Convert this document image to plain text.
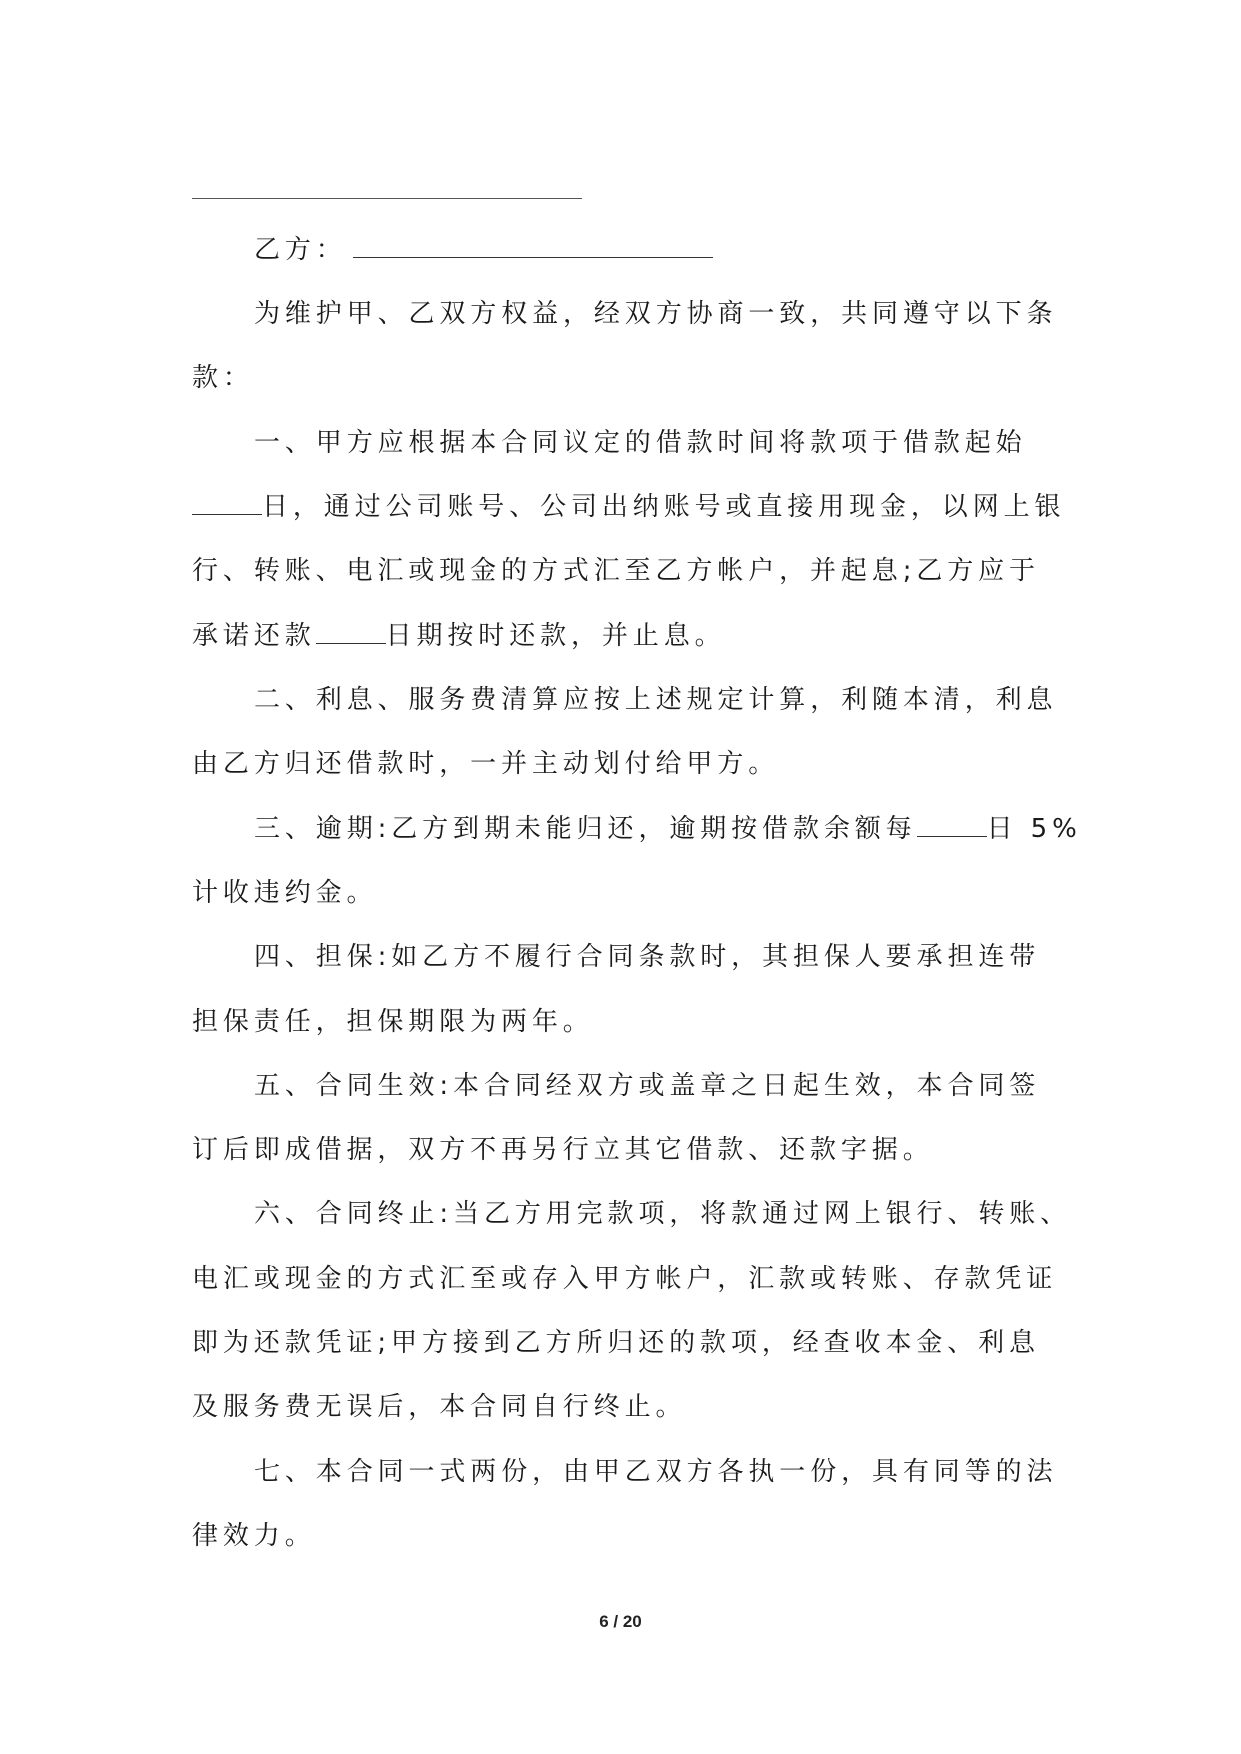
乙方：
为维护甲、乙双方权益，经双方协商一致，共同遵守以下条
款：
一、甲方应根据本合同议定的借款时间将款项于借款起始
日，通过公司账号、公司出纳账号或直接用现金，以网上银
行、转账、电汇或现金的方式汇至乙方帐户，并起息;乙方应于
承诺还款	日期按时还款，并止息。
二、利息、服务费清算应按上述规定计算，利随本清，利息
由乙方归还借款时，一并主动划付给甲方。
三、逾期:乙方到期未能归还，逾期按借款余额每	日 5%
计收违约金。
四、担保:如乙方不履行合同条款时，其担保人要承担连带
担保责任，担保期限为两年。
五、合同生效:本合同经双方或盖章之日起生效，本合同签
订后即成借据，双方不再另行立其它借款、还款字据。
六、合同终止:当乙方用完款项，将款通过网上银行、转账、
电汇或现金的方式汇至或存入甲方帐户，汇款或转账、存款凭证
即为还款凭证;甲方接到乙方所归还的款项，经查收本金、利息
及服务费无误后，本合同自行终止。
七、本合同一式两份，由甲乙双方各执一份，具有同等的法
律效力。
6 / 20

_AIM OF THE EXERCISE_
Repeat all of the entries word for word, but omit the pictures.

_ANSWER_
Convert this document image to plain text.
乙方：
为维护甲、乙双方权益，经双方协商一致，共同遵守以下条
款：
一、甲方应根据本合同议定的借款时间将款项于借款起始
日，通过公司账号、公司出纳账号或直接用现金，以网上银
行、转账、电汇或现金的方式汇至乙方帐户，并起息;乙方应于
承诺还款	日期按时还款，并止息。
二、利息、服务费清算应按上述规定计算，利随本清，利息
由乙方归还借款时，一并主动划付给甲方。
三、逾期:乙方到期未能归还，逾期按借款余额每	日 5%
计收违约金。
四、担保:如乙方不履行合同条款时，其担保人要承担连带
担保责任，担保期限为两年。
五、合同生效:本合同经双方或盖章之日起生效，本合同签
订后即成借据，双方不再另行立其它借款、还款字据。
六、合同终止:当乙方用完款项，将款通过网上银行、转账、
电汇或现金的方式汇至或存入甲方帐户，汇款或转账、存款凭证
即为还款凭证;甲方接到乙方所归还的款项，经查收本金、利息
及服务费无误后，本合同自行终止。
七、本合同一式两份，由甲乙双方各执一份，具有同等的法
律效力。
6 / 20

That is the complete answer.